- [Given request] Copy out every line of the rows below without altering anything.

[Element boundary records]
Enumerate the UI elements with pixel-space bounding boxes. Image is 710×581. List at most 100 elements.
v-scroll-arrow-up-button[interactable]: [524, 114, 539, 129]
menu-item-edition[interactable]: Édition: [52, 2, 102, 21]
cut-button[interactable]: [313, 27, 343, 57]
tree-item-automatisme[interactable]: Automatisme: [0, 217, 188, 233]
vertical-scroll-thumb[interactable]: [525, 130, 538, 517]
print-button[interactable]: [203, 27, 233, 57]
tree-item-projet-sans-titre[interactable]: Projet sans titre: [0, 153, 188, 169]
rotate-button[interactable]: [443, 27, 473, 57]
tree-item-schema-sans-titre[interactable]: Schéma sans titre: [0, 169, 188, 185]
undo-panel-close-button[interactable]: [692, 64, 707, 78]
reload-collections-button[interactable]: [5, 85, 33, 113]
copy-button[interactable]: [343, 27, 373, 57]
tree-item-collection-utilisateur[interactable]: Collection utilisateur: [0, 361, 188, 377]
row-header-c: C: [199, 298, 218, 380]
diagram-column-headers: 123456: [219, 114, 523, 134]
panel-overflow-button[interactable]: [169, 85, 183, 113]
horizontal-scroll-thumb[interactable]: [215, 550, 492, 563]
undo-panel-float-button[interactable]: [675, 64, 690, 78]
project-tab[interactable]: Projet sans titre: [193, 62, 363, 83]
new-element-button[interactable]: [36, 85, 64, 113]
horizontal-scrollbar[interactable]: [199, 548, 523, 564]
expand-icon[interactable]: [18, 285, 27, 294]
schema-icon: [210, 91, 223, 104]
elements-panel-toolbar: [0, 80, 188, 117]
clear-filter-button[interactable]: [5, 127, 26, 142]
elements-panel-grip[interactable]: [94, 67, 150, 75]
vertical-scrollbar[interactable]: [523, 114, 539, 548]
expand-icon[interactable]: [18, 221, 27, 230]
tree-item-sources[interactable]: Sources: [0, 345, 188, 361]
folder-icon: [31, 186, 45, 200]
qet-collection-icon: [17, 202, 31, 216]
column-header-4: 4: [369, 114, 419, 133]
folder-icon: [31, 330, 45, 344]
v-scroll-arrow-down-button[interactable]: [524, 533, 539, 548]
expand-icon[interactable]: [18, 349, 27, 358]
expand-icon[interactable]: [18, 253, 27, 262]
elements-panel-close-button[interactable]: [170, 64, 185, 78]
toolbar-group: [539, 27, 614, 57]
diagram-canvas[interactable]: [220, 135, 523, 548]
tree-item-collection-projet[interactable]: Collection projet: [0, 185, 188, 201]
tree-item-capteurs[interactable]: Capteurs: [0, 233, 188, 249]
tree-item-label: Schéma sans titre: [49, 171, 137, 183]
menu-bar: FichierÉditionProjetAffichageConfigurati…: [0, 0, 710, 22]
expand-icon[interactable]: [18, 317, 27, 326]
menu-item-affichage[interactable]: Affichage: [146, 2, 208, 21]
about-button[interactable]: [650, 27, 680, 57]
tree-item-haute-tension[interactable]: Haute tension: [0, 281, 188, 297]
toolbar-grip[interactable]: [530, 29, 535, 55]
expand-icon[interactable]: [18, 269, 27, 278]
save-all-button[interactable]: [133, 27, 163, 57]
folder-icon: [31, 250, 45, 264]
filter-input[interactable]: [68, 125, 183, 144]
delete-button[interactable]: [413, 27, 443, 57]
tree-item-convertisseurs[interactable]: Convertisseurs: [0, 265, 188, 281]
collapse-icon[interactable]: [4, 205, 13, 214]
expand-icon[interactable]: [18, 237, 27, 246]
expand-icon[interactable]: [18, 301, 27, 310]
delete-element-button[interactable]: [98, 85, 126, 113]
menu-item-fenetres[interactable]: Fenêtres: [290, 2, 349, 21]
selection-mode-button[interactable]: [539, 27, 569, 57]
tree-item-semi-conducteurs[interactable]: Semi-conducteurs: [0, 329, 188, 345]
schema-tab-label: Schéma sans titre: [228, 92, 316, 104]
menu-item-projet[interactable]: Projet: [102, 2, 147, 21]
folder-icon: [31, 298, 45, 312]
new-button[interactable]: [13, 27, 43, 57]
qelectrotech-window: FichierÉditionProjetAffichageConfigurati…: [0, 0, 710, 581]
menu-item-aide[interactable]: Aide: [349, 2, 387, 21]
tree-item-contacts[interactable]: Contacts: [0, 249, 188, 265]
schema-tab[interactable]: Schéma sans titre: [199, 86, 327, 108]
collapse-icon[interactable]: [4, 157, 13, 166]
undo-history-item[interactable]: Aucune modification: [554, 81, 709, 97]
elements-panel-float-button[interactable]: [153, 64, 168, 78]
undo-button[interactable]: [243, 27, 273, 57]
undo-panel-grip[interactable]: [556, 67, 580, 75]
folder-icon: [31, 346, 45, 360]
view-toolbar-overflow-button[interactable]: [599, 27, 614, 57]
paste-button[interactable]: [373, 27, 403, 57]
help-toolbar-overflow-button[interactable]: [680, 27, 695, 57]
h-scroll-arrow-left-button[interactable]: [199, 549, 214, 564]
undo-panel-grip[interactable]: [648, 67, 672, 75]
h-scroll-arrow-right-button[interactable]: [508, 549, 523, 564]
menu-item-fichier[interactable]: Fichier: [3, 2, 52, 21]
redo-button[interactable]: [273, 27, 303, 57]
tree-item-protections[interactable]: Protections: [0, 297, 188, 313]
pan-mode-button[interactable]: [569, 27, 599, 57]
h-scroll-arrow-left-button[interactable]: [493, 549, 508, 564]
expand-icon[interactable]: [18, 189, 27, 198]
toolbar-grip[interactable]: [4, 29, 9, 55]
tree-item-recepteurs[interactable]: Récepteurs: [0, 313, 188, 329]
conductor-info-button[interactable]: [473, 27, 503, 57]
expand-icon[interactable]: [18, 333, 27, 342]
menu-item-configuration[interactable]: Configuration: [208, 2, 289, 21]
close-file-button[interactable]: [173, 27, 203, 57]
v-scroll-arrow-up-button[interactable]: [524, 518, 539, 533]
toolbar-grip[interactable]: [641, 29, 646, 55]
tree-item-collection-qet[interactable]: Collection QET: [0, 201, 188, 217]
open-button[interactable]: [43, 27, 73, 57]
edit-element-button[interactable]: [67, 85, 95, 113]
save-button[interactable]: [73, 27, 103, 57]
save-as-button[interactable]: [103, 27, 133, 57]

- [Solution to the exercise]
Enumerate the UI elements with pixel-space bounding boxes. Image is 710×581. List at most 100 elements.
v-scroll-arrow-up-button[interactable]: [524, 114, 539, 129]
menu-item-edition[interactable]: Édition: [52, 2, 102, 21]
cut-button[interactable]: [313, 27, 343, 57]
tree-item-automatisme[interactable]: Automatisme: [0, 217, 188, 233]
vertical-scroll-thumb[interactable]: [525, 130, 538, 517]
print-button[interactable]: [203, 27, 233, 57]
tree-item-projet-sans-titre[interactable]: Projet sans titre: [0, 153, 188, 169]
rotate-button[interactable]: [443, 27, 473, 57]
tree-item-schema-sans-titre[interactable]: Schéma sans titre: [0, 169, 188, 185]
undo-panel-close-button[interactable]: [692, 64, 707, 78]
reload-collections-button[interactable]: [5, 85, 33, 113]
copy-button[interactable]: [343, 27, 373, 57]
tree-item-collection-utilisateur[interactable]: Collection utilisateur: [0, 361, 188, 377]
row-header-c: C: [199, 298, 218, 380]
diagram-column-headers: 123456: [219, 114, 523, 134]
panel-overflow-button[interactable]: [169, 85, 183, 113]
horizontal-scroll-thumb[interactable]: [215, 550, 492, 563]
undo-panel-float-button[interactable]: [675, 64, 690, 78]
project-tab[interactable]: Projet sans titre: [193, 62, 363, 83]
new-element-button[interactable]: [36, 85, 64, 113]
horizontal-scrollbar[interactable]: [199, 548, 523, 564]
expand-icon[interactable]: [18, 285, 27, 294]
schema-icon: [210, 91, 223, 104]
elements-panel-toolbar: [0, 80, 188, 117]
clear-filter-button[interactable]: [5, 127, 26, 142]
elements-panel-grip[interactable]: [94, 67, 150, 75]
vertical-scrollbar[interactable]: [523, 114, 539, 548]
expand-icon[interactable]: [18, 221, 27, 230]
tree-item-sources[interactable]: Sources: [0, 345, 188, 361]
folder-icon: [31, 186, 45, 200]
qet-collection-icon: [17, 202, 31, 216]
column-header-4: 4: [369, 114, 419, 133]
folder-icon: [31, 330, 45, 344]
v-scroll-arrow-down-button[interactable]: [524, 533, 539, 548]
expand-icon[interactable]: [18, 349, 27, 358]
expand-icon[interactable]: [18, 253, 27, 262]
elements-panel-close-button[interactable]: [170, 64, 185, 78]
toolbar-group: [539, 27, 614, 57]
diagram-canvas[interactable]: [220, 135, 523, 548]
tree-item-collection-projet[interactable]: Collection projet: [0, 185, 188, 201]
tree-item-capteurs[interactable]: Capteurs: [0, 233, 188, 249]
tree-item-label: Schéma sans titre: [49, 171, 137, 183]
menu-bar: FichierÉditionProjetAffichageConfigurati…: [0, 0, 710, 22]
expand-icon[interactable]: [18, 317, 27, 326]
menu-item-affichage[interactable]: Affichage: [146, 2, 208, 21]
about-button[interactable]: [650, 27, 680, 57]
tree-item-haute-tension[interactable]: Haute tension: [0, 281, 188, 297]
toolbar-grip[interactable]: [530, 29, 535, 55]
expand-icon[interactable]: [18, 269, 27, 278]
save-all-button[interactable]: [133, 27, 163, 57]
folder-icon: [31, 250, 45, 264]
filter-input[interactable]: [68, 125, 183, 144]
delete-button[interactable]: [413, 27, 443, 57]
tree-item-convertisseurs[interactable]: Convertisseurs: [0, 265, 188, 281]
collapse-icon[interactable]: [4, 205, 13, 214]
expand-icon[interactable]: [18, 237, 27, 246]
expand-icon[interactable]: [18, 301, 27, 310]
delete-element-button[interactable]: [98, 85, 126, 113]
menu-item-fenetres[interactable]: Fenêtres: [290, 2, 349, 21]
selection-mode-button[interactable]: [539, 27, 569, 57]
tree-item-semi-conducteurs[interactable]: Semi-conducteurs: [0, 329, 188, 345]
schema-tab-label: Schéma sans titre: [228, 92, 316, 104]
menu-item-projet[interactable]: Projet: [102, 2, 147, 21]
folder-icon: [31, 298, 45, 312]
new-button[interactable]: [13, 27, 43, 57]
qelectrotech-window: FichierÉditionProjetAffichageConfigurati…: [0, 0, 710, 581]
menu-item-aide[interactable]: Aide: [349, 2, 387, 21]
tree-item-contacts[interactable]: Contacts: [0, 249, 188, 265]
schema-tab[interactable]: Schéma sans titre: [199, 86, 327, 108]
collapse-icon[interactable]: [4, 157, 13, 166]
undo-history-item[interactable]: Aucune modification: [554, 81, 709, 97]
elements-panel-float-button[interactable]: [153, 64, 168, 78]
undo-button[interactable]: [243, 27, 273, 57]
undo-panel-grip[interactable]: [556, 67, 580, 75]
folder-icon: [31, 346, 45, 360]
view-toolbar-overflow-button[interactable]: [599, 27, 614, 57]
paste-button[interactable]: [373, 27, 403, 57]
help-toolbar-overflow-button[interactable]: [680, 27, 695, 57]
h-scroll-arrow-left-button[interactable]: [199, 549, 214, 564]
undo-panel-grip[interactable]: [648, 67, 672, 75]
h-scroll-arrow-right-button[interactable]: [508, 549, 523, 564]
menu-item-fichier[interactable]: Fichier: [3, 2, 52, 21]
redo-button[interactable]: [273, 27, 303, 57]
tree-item-protections[interactable]: Protections: [0, 297, 188, 313]
pan-mode-button[interactable]: [569, 27, 599, 57]
h-scroll-arrow-left-button[interactable]: [493, 549, 508, 564]
expand-icon[interactable]: [18, 189, 27, 198]
toolbar-grip[interactable]: [4, 29, 9, 55]
tree-item-recepteurs[interactable]: Récepteurs: [0, 313, 188, 329]
conductor-info-button[interactable]: [473, 27, 503, 57]
expand-icon[interactable]: [18, 333, 27, 342]
menu-item-configuration[interactable]: Configuration: [208, 2, 289, 21]
close-file-button[interactable]: [173, 27, 203, 57]
v-scroll-arrow-up-button[interactable]: [524, 518, 539, 533]
toolbar-grip[interactable]: [641, 29, 646, 55]
tree-item-collection-qet[interactable]: Collection QET: [0, 201, 188, 217]
open-button[interactable]: [43, 27, 73, 57]
edit-element-button[interactable]: [67, 85, 95, 113]
save-button[interactable]: [73, 27, 103, 57]
save-as-button[interactable]: [103, 27, 133, 57]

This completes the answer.